- Prompt
Search the data below for the string "content". Extract every line that contains it.

---

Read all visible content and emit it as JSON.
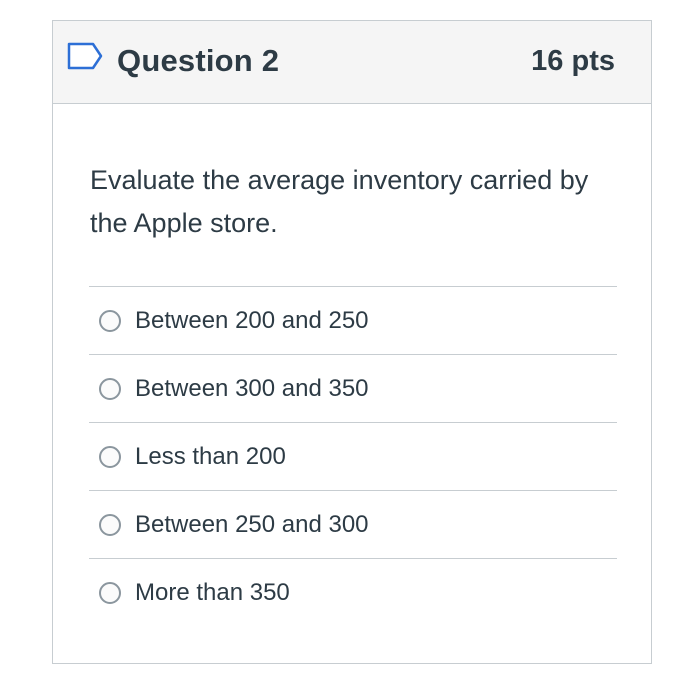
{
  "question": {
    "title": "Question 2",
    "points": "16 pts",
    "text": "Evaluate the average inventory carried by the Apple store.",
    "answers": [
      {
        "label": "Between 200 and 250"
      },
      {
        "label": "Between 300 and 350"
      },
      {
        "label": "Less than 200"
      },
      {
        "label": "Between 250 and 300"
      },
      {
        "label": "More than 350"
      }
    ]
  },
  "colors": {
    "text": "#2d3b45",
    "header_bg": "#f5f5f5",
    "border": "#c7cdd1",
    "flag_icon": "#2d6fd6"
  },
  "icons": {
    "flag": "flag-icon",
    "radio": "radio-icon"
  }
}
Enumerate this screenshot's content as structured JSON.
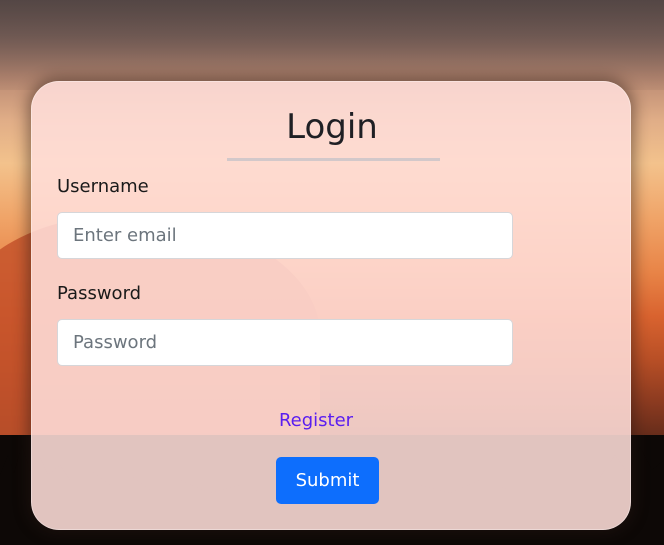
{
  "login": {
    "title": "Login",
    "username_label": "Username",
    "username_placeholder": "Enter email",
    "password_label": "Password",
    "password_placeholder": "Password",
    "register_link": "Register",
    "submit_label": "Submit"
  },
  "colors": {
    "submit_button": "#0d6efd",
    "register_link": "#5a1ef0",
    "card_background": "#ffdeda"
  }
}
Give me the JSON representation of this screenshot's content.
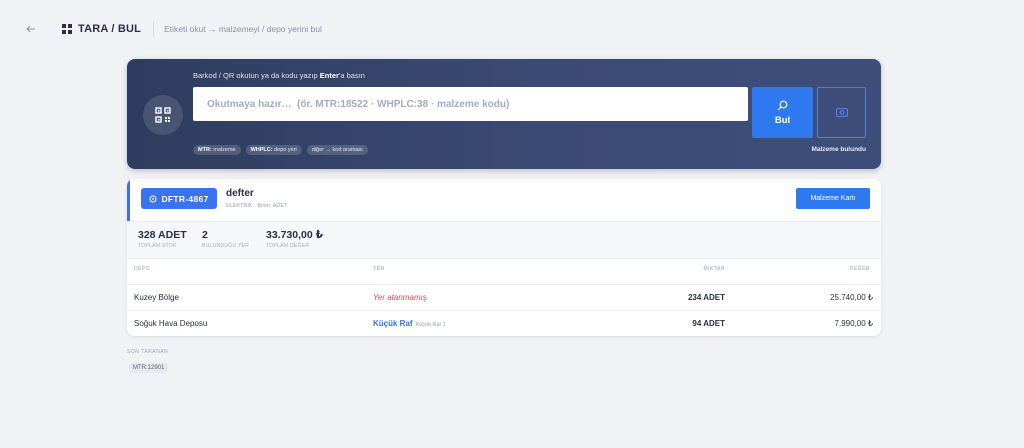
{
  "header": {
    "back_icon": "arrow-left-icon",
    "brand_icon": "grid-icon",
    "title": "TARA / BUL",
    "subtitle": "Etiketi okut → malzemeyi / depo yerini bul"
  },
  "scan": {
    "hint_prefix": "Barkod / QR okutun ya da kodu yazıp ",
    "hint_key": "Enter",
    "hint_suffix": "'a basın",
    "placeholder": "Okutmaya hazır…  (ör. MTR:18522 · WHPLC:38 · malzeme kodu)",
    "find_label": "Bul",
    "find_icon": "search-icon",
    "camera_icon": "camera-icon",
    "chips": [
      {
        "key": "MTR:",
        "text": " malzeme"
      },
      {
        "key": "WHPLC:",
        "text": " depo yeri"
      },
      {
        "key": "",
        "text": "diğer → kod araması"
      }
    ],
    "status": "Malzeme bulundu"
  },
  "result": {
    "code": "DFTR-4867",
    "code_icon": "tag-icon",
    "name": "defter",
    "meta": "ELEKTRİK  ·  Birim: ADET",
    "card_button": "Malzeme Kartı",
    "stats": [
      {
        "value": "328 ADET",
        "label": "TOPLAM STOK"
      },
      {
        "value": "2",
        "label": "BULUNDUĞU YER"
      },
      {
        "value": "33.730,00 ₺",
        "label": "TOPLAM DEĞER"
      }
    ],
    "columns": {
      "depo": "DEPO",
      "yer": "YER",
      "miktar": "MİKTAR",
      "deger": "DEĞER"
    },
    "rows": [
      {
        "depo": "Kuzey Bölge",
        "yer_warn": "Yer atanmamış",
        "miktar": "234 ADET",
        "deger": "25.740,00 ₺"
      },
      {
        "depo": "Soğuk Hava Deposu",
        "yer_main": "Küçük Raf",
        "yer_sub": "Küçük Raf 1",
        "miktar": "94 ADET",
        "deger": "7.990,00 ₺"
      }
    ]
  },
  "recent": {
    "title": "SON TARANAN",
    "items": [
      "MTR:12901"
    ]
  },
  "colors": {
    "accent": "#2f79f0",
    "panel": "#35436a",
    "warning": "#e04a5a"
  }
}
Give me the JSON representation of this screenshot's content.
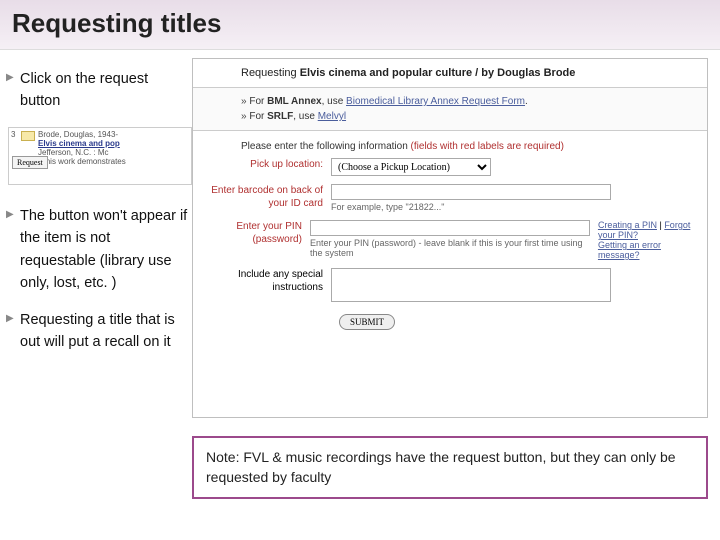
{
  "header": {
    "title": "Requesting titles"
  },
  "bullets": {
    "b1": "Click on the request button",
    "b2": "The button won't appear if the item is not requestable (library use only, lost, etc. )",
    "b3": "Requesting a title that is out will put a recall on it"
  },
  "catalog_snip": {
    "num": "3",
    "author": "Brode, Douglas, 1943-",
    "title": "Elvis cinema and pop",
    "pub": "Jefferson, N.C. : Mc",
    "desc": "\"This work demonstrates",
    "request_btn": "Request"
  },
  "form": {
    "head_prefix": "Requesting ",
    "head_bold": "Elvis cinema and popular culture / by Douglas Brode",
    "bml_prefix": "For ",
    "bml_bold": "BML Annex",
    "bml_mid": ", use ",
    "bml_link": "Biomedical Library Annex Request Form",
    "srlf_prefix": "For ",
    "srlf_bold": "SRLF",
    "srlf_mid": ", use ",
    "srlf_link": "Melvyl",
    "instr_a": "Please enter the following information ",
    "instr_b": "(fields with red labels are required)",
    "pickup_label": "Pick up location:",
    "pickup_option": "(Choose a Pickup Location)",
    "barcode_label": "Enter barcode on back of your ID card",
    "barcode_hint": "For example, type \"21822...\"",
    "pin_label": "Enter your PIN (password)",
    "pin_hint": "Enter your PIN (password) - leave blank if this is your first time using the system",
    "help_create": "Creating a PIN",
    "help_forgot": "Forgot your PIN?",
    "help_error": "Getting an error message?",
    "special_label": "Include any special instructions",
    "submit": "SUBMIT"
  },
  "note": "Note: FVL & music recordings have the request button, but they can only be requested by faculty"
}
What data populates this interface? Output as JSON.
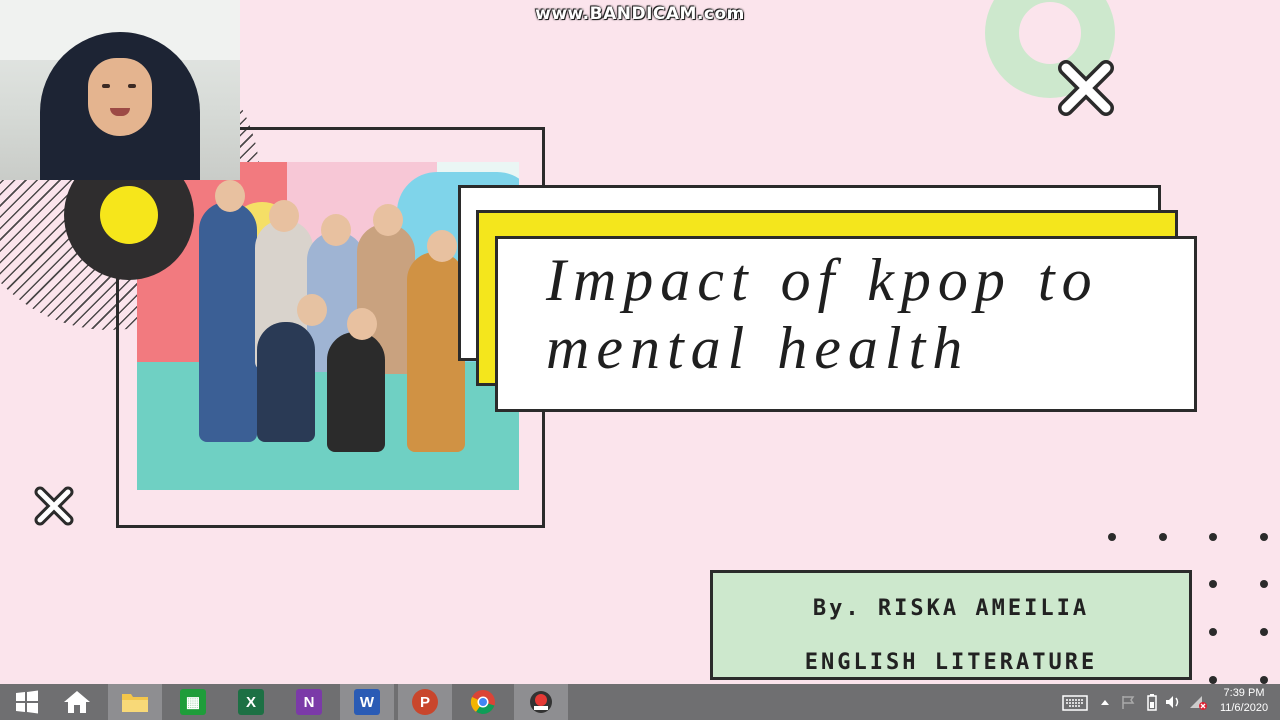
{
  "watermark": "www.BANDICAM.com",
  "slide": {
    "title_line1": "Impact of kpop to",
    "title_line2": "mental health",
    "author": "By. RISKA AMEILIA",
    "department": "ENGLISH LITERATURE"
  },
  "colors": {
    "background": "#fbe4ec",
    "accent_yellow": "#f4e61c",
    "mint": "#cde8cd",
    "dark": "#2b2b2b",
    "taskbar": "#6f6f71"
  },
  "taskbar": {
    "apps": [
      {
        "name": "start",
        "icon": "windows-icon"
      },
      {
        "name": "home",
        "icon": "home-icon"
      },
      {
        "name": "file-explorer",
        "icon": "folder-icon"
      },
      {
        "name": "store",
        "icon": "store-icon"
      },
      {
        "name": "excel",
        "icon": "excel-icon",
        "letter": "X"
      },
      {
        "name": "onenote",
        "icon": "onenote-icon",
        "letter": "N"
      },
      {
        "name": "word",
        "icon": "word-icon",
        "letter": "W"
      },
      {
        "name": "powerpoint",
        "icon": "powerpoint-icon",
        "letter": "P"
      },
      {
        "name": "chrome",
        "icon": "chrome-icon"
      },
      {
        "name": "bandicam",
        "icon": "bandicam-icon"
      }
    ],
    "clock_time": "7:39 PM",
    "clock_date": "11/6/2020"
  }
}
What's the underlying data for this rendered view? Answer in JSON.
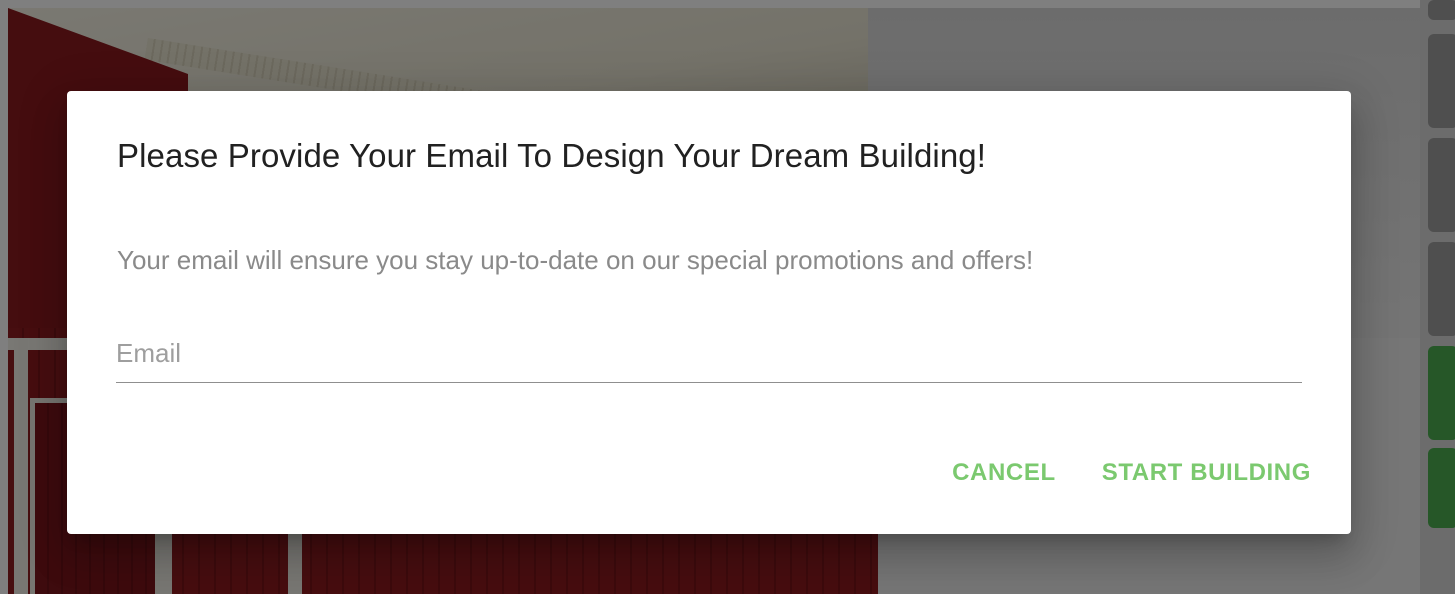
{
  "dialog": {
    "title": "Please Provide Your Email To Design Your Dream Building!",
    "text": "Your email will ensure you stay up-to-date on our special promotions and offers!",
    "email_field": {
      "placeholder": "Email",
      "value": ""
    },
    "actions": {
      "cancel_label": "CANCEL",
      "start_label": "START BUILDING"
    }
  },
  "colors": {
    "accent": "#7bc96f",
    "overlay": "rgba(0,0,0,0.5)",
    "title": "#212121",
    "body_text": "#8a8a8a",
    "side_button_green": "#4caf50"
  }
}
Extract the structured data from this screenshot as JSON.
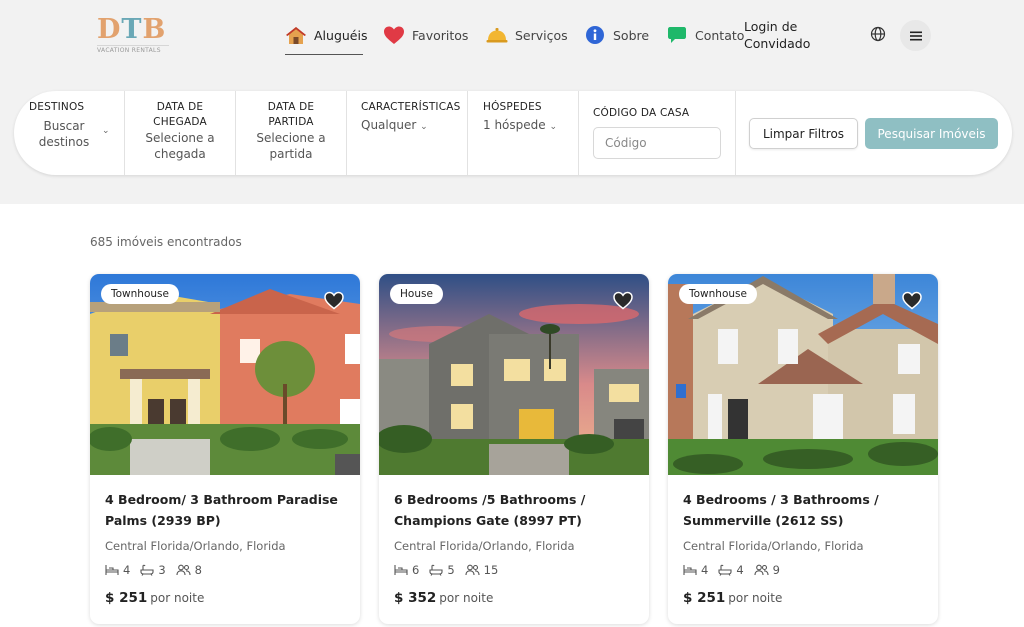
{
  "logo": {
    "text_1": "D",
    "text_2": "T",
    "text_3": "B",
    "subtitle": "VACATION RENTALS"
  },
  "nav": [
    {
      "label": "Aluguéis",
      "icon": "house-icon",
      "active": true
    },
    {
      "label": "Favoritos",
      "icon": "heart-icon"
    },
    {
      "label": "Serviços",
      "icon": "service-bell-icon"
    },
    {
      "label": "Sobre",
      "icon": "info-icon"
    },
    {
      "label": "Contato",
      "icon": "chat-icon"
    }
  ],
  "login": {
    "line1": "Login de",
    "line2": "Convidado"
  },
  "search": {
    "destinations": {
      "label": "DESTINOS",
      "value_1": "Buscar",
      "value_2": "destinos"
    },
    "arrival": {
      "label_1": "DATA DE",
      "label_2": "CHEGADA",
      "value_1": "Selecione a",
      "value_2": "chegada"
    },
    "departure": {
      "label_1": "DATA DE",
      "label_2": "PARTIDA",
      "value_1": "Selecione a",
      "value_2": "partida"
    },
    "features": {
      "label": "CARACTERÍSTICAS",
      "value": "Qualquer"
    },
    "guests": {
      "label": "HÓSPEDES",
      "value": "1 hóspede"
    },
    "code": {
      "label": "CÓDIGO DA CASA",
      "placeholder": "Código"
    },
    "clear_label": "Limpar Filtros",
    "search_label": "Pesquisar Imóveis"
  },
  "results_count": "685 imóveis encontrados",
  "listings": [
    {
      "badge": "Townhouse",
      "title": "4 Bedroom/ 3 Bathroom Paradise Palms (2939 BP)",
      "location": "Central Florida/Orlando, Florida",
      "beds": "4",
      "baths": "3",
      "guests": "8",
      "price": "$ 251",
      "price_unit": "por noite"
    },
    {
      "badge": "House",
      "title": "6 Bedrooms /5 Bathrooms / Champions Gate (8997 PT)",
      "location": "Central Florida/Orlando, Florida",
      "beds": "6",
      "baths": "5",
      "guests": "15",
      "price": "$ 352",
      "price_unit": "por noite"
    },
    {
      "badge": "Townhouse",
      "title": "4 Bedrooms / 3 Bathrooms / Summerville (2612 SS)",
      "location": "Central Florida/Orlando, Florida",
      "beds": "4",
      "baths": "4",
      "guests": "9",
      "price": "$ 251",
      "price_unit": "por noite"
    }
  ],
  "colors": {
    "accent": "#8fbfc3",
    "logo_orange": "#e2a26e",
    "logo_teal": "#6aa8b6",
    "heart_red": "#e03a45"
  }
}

---

- Task result
Read all visible content and emit it as JSON.
Enumerate this screenshot's content as structured JSON.
Give me the JSON representation of this screenshot's content.
Give me the JSON representation of this screenshot's content.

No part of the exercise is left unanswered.